Direction:
Please answer these questions from the passage on hope, one per line:
(a) To whom was Luke's gospel written?
(b) In Donnelly's comparison, who are hope's two more popular sisters?
(c) According to Donnelly, what is hope not the same as?

Provided passage:
○ ○ ○ ○ ○ ○ ○

And yet Mary and the Christians of Luke’s time had had hope. Luke’s gospel was a history of Jesus, his teachings, and how the Christian Church started, written to someone named Theophilus but also to his fellow Christians to sustain their hope. More than 2,000 years later do we need to hear the angel say, “Do not be afraid?” YES! Does our hope need sustaining? YOU KNOW IT DOES.
What is that hope? In Weavings: A Journal of the Christian Spiritual Life, Doris Donnelly[ii] has noted that hope is like a middle child with faith and charity as her two more popular sisters. She wrote that hope is invisible, ignored, and frequently misunderstood. Let me give you some examples. According to Donnelly, “Hope is not wishy-washy, nor is she comfortable with doubt.” (Is it going to be warm today? I hope so.) “It’s not hopelessness.” (The only thing left for us to do is hope.) “It’s not frivolous.” (I hope our team wins today.) “It is not the same as optimism.” (As Scarlet O’Hara used to say, ‘Tomorrow is another day.’)

○ ○ ○ ○ ○ ○ ○

Provided information:
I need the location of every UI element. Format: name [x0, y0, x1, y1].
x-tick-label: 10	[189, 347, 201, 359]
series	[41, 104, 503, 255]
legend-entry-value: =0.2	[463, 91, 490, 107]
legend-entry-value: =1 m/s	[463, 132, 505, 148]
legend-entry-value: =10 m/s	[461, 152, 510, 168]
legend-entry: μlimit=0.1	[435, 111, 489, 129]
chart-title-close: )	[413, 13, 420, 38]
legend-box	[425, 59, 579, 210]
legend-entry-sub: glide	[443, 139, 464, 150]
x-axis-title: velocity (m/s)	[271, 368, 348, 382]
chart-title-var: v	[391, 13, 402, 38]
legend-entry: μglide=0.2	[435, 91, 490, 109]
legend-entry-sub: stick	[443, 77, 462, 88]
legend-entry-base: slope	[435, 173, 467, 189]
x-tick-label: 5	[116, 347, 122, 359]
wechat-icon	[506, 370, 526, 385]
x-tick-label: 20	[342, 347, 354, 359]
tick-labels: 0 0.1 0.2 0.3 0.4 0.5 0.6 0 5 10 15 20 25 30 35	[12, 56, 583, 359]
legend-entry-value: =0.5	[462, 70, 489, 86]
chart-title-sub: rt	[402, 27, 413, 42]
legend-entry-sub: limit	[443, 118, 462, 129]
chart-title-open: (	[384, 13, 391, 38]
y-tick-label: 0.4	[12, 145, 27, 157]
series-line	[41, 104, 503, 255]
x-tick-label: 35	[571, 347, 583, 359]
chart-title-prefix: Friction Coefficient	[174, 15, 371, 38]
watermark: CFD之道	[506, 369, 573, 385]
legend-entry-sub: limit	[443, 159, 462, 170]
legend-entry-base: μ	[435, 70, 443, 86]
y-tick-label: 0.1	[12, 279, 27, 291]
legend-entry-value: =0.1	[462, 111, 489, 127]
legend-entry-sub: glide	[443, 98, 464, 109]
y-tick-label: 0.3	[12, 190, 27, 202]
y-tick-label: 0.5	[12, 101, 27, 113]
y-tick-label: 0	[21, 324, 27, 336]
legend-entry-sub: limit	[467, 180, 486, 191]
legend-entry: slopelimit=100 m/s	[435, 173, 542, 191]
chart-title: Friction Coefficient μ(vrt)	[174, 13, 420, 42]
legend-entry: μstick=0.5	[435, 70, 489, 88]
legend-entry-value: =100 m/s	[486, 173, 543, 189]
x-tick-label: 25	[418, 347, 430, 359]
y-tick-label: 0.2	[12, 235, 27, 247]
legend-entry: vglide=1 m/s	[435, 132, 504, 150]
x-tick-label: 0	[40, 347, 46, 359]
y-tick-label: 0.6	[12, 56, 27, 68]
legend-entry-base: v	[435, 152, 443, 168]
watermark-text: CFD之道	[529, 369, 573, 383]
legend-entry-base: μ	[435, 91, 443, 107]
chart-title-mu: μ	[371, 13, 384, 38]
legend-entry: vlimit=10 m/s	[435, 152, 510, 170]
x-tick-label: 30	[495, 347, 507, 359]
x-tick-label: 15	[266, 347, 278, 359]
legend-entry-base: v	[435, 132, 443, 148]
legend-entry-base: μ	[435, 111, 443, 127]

○ ○ ○ ○ ○ ○ ○

Written solution:
(a) To someone named Theophilus, and also to his fellow Christians.
(b) Faith and charity.
(c) Optimism.